• [What the exercise asks]:
What is the number of lines in the entries below that include the word "this"? Provide the number only.

## Start Data shown

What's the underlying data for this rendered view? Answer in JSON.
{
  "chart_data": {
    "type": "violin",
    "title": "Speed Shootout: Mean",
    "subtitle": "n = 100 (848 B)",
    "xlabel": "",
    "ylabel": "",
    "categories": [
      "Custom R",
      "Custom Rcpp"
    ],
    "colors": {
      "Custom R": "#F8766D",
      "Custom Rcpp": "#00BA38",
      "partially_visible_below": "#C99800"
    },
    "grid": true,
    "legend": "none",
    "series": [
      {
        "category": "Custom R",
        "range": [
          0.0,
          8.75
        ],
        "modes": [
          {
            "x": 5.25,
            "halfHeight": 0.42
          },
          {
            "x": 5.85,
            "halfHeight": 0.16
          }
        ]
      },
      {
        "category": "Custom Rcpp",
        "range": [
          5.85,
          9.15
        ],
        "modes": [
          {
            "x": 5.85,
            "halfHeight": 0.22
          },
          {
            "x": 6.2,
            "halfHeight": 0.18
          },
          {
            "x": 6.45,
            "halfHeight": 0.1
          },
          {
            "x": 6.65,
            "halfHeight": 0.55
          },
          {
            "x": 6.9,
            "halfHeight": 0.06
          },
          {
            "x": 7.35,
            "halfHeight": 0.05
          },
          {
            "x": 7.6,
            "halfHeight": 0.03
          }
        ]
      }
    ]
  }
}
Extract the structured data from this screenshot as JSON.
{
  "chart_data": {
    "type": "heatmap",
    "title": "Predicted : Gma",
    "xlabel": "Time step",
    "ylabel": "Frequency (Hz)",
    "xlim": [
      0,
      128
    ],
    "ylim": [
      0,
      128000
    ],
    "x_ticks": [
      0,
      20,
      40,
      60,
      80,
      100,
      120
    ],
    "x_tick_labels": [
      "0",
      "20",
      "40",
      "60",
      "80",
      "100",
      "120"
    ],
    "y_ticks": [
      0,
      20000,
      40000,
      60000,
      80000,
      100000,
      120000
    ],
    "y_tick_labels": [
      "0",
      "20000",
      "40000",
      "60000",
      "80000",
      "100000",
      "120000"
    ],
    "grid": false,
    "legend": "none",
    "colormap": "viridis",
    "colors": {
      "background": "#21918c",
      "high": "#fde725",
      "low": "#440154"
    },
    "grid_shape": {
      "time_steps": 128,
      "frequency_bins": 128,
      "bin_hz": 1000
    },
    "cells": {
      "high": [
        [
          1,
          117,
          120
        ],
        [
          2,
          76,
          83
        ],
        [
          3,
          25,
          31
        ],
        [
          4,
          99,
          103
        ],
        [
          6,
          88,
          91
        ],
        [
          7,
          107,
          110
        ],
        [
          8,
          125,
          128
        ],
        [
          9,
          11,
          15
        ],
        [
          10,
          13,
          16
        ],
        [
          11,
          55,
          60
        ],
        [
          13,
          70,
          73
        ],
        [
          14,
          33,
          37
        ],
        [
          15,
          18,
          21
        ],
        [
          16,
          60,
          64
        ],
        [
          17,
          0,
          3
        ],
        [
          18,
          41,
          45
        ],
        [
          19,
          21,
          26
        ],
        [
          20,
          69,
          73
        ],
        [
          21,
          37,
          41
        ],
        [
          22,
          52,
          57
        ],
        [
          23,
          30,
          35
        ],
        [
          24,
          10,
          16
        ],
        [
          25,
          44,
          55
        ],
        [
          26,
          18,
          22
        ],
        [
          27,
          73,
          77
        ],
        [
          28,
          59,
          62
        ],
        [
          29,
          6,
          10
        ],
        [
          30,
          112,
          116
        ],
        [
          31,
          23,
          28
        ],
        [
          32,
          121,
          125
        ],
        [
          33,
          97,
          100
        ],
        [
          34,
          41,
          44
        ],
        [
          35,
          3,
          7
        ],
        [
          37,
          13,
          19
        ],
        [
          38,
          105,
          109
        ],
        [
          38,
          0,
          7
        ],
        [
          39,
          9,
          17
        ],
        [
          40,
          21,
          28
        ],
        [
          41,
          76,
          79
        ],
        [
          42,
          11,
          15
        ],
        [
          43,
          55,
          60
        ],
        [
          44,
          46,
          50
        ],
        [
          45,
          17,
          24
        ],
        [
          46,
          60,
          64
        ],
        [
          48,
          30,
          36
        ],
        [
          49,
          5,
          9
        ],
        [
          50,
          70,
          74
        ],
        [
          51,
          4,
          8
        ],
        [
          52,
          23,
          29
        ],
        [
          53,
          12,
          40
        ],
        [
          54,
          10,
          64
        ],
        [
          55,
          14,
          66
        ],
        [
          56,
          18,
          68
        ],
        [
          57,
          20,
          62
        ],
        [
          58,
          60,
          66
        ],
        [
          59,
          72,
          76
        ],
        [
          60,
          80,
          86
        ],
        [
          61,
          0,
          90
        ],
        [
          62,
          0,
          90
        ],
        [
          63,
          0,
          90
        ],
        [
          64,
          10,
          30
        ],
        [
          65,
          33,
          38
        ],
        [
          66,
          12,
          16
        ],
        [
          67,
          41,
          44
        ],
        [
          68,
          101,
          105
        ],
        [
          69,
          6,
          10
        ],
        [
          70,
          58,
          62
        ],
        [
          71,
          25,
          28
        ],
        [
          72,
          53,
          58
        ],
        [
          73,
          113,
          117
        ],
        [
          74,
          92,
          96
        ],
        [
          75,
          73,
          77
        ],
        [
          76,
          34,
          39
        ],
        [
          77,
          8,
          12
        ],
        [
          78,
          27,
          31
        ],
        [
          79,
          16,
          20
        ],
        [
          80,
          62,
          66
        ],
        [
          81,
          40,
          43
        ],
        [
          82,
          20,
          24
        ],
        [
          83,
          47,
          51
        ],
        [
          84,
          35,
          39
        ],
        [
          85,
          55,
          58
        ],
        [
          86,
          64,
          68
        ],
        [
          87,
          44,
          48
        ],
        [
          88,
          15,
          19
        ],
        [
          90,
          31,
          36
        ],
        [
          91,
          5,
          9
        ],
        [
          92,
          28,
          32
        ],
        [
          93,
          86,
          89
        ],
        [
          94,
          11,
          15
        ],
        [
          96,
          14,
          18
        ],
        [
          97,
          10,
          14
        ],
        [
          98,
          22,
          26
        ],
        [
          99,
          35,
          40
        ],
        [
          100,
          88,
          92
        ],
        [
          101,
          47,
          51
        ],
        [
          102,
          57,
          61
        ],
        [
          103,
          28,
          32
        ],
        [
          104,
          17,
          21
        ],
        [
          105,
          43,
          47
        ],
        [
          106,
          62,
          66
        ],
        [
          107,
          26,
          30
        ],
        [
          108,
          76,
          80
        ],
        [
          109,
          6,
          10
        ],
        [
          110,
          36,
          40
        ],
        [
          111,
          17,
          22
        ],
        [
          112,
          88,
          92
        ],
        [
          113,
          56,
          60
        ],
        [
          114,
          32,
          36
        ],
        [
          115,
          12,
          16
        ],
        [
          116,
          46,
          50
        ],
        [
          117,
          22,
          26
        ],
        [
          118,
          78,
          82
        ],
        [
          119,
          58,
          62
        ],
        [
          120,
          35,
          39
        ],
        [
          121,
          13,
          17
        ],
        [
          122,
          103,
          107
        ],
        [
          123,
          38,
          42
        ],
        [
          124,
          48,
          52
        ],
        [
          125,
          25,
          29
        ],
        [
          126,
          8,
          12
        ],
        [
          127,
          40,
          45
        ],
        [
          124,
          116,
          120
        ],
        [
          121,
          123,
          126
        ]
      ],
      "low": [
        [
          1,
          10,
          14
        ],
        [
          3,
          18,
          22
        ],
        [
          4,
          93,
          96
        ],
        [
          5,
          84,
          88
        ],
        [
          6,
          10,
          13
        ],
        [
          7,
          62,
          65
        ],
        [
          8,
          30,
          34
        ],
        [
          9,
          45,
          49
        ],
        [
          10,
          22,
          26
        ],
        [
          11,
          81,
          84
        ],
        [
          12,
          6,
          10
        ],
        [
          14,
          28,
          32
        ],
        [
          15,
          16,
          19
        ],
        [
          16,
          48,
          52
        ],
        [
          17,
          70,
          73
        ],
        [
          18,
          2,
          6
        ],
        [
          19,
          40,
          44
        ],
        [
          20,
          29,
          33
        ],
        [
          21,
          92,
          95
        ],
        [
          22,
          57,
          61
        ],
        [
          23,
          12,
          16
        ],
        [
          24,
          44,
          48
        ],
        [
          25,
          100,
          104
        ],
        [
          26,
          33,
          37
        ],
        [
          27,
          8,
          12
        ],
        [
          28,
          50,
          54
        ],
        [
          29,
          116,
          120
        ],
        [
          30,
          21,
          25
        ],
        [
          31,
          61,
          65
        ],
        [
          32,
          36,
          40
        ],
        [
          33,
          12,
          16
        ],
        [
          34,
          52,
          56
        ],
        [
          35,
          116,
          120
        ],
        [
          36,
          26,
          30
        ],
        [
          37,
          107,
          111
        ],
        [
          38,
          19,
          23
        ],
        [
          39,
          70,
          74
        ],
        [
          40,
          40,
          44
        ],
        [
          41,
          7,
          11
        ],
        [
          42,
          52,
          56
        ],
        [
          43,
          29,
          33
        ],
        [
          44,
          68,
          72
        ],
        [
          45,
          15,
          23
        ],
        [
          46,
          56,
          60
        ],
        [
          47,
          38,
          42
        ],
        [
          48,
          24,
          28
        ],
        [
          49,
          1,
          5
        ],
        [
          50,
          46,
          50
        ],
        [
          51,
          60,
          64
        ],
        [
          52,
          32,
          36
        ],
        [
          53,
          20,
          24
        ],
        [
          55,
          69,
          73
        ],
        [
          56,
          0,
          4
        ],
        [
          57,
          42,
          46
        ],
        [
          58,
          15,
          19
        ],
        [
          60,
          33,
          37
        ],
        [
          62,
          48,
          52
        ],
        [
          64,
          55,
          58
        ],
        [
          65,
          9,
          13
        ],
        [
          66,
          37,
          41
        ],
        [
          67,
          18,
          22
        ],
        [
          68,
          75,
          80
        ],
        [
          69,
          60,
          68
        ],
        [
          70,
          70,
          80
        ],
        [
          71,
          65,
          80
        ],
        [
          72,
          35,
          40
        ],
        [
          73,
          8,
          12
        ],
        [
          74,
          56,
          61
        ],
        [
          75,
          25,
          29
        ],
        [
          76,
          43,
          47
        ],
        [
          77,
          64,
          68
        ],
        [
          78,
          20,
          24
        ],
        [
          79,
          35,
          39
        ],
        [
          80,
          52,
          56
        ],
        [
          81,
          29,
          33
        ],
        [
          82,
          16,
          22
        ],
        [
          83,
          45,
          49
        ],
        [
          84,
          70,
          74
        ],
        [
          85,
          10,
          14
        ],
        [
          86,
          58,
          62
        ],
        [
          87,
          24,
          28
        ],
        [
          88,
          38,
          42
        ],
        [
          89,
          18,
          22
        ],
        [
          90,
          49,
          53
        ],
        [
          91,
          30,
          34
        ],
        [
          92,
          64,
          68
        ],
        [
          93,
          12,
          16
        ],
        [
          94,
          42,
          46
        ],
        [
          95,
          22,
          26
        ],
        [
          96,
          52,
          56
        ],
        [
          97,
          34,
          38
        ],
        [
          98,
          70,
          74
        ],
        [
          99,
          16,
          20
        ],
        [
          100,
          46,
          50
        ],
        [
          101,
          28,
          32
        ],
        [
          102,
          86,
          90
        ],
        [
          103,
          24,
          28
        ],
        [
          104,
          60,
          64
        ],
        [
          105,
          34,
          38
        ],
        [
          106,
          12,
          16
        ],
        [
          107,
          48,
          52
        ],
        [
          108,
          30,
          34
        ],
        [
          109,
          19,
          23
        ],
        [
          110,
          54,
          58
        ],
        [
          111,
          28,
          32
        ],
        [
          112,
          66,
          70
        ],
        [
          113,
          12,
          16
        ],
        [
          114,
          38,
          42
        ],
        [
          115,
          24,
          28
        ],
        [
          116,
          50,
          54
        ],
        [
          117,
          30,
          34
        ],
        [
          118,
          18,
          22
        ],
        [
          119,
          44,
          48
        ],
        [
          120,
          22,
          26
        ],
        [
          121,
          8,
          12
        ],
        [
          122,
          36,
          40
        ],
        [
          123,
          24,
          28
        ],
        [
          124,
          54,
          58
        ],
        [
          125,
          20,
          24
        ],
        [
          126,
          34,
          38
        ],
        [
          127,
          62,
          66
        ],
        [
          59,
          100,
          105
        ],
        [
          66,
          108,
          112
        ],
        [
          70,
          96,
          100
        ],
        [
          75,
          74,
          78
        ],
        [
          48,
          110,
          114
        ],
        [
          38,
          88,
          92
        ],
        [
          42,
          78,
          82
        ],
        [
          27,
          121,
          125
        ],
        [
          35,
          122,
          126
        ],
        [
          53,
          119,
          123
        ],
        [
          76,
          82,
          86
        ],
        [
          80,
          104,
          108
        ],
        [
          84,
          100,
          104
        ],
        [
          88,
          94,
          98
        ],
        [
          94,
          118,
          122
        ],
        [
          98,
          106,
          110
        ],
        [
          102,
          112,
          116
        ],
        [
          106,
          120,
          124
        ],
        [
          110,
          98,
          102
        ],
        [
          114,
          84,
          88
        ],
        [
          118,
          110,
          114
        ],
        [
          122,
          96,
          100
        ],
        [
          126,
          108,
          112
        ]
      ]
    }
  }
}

## End Data shown

• [Answer to the exercise]:
2